* **DIRECTIONS FOR THIS TASK**: Note how many lines hold the string "football" and give that number without any other words.

* **EXTRACTED INFORMATION**:
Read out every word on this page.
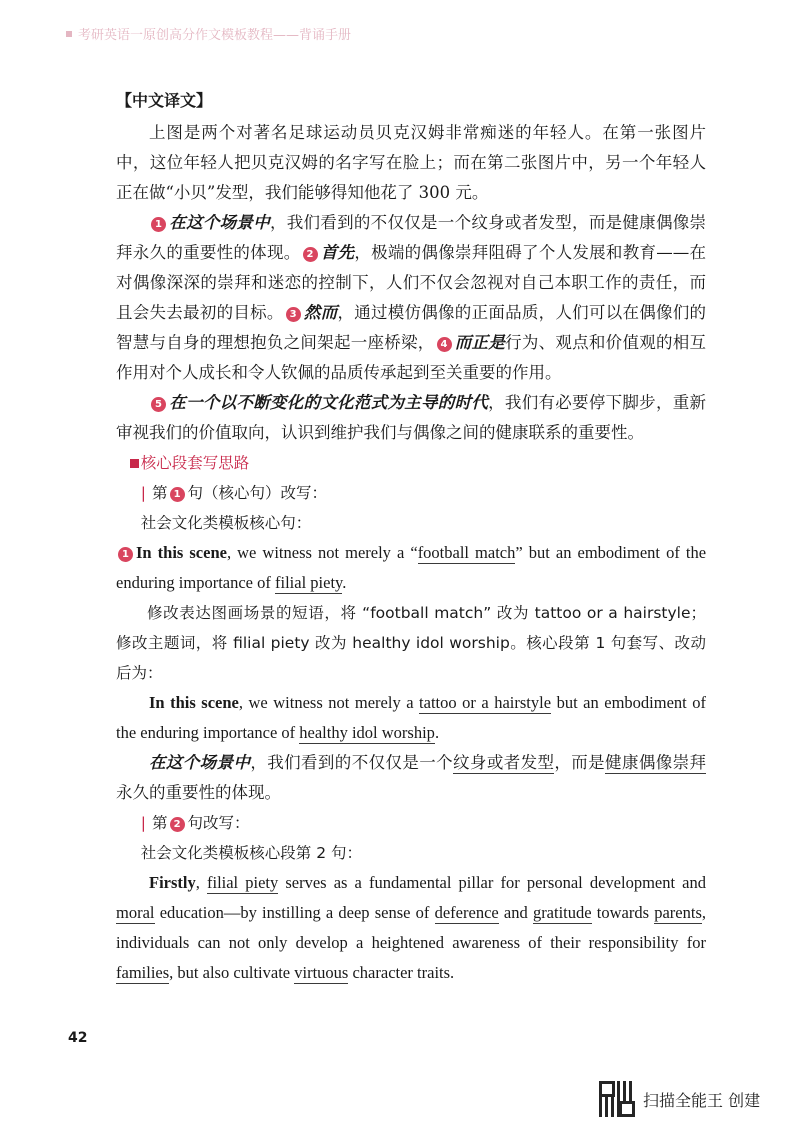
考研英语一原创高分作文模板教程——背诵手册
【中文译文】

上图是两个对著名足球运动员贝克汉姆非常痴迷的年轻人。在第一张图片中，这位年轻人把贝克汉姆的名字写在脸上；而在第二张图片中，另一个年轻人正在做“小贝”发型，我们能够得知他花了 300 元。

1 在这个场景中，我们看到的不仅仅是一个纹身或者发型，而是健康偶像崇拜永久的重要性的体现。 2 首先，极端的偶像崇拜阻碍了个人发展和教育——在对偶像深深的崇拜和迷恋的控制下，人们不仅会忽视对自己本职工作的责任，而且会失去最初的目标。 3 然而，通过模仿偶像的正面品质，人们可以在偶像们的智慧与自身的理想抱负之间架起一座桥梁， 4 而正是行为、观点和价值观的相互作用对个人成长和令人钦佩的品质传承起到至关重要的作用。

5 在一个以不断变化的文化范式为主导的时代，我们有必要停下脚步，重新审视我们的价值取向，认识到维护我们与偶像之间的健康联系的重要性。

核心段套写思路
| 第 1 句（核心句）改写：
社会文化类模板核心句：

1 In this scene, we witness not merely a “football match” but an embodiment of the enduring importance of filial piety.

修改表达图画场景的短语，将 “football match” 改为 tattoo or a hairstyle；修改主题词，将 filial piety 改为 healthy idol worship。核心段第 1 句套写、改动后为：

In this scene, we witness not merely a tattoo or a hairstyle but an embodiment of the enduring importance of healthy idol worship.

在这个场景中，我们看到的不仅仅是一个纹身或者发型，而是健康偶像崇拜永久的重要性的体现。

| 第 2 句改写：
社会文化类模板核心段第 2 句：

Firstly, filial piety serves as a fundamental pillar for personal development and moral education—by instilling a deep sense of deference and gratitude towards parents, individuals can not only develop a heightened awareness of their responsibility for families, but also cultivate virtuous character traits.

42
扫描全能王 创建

* * *

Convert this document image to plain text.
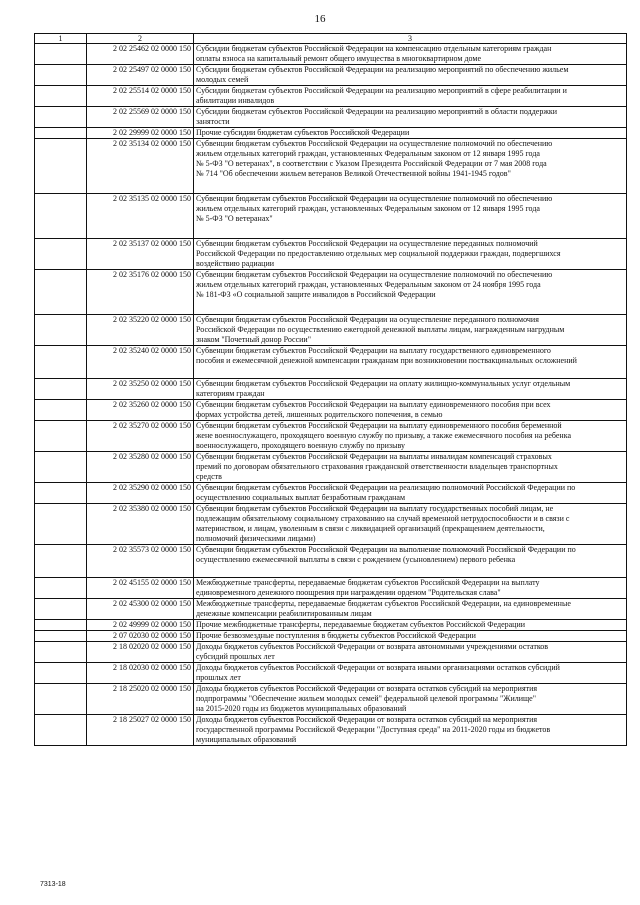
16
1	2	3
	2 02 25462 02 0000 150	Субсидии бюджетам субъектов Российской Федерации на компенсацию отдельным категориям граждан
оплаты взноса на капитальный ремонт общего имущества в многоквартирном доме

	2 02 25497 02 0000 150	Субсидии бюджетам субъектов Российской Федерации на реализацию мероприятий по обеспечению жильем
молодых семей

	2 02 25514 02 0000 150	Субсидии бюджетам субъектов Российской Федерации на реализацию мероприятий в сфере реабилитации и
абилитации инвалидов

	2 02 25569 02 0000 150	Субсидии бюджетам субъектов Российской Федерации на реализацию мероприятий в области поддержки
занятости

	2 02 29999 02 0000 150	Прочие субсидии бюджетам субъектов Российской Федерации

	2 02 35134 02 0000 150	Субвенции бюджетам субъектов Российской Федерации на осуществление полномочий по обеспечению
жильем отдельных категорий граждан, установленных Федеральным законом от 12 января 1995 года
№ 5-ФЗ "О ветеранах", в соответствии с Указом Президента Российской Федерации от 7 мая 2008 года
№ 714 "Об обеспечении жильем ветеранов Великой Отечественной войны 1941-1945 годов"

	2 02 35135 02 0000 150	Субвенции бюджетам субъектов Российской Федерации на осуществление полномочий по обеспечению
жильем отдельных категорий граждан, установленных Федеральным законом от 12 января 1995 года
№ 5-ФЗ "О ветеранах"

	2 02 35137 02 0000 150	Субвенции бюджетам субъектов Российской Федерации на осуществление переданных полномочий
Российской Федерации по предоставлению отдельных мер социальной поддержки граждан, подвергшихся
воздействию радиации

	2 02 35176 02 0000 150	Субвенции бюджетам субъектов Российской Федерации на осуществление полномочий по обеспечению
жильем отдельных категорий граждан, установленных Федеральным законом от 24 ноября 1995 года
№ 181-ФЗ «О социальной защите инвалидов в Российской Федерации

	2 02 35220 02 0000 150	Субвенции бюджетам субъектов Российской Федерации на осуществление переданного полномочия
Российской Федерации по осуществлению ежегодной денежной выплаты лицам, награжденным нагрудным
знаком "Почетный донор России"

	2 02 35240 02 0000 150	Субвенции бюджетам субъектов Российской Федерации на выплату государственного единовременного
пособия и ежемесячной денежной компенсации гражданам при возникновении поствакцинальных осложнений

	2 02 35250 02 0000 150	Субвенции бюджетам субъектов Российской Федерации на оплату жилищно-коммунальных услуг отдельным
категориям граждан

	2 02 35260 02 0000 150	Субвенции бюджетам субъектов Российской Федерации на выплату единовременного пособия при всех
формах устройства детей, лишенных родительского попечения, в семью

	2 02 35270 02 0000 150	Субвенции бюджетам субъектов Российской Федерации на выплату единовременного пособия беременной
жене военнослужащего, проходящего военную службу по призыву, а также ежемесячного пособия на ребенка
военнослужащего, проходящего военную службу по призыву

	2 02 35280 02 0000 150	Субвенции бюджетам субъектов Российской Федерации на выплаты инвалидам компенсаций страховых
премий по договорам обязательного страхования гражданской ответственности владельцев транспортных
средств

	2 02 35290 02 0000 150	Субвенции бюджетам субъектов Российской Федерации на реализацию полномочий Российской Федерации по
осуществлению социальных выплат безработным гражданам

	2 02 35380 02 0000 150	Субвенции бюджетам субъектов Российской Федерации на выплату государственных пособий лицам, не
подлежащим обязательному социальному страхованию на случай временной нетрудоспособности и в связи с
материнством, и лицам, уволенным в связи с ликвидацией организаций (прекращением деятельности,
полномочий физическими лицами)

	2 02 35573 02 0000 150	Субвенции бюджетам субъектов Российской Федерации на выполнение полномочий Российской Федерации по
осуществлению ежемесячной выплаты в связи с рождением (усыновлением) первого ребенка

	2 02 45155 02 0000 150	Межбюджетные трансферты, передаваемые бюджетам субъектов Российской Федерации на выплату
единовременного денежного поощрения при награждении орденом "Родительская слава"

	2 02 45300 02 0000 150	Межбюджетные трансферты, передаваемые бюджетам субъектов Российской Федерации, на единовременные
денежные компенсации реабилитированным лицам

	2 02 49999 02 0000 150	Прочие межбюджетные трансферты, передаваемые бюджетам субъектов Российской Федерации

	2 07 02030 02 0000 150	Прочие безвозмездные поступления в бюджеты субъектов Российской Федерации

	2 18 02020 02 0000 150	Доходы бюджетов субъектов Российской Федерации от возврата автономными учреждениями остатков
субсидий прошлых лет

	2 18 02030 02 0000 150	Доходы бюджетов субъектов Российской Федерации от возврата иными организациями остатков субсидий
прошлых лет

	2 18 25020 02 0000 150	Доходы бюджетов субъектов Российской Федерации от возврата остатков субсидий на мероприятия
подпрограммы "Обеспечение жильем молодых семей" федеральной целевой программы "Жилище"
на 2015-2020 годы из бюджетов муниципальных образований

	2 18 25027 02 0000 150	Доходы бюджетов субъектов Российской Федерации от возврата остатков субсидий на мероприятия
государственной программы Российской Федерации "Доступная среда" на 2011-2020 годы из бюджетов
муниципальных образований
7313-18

* **WRITTEN REPLY**: 2